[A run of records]
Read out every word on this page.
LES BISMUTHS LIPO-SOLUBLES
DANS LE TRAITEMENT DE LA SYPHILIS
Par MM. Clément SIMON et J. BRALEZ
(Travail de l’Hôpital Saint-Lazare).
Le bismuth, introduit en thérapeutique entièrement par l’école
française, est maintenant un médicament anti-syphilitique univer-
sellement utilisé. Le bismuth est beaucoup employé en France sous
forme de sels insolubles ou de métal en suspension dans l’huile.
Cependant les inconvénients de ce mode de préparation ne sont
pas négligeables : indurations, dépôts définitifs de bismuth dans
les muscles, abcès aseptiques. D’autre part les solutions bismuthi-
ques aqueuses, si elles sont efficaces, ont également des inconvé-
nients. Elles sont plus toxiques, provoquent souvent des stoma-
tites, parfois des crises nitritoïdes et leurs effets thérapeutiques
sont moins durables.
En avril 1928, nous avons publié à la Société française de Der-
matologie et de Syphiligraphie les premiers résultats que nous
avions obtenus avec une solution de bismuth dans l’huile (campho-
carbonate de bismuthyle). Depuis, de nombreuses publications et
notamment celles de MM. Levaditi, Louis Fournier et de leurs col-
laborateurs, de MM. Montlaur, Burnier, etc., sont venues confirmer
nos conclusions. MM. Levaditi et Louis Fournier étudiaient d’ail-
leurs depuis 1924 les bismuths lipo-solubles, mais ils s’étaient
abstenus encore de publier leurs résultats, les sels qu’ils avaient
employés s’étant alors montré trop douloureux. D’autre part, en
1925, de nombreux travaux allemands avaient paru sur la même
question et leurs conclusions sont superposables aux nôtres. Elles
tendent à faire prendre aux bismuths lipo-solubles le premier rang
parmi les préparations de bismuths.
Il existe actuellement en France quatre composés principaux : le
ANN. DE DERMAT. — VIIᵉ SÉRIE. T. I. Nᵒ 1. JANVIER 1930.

What needs to be done:
Pull out every line of the records above that contains the word "autre".

The reply:
les muscles, abcès aseptiques. D’autre part les solutions bismuthi-
employés s’étant alors montré trop douloureux. D’autre part, en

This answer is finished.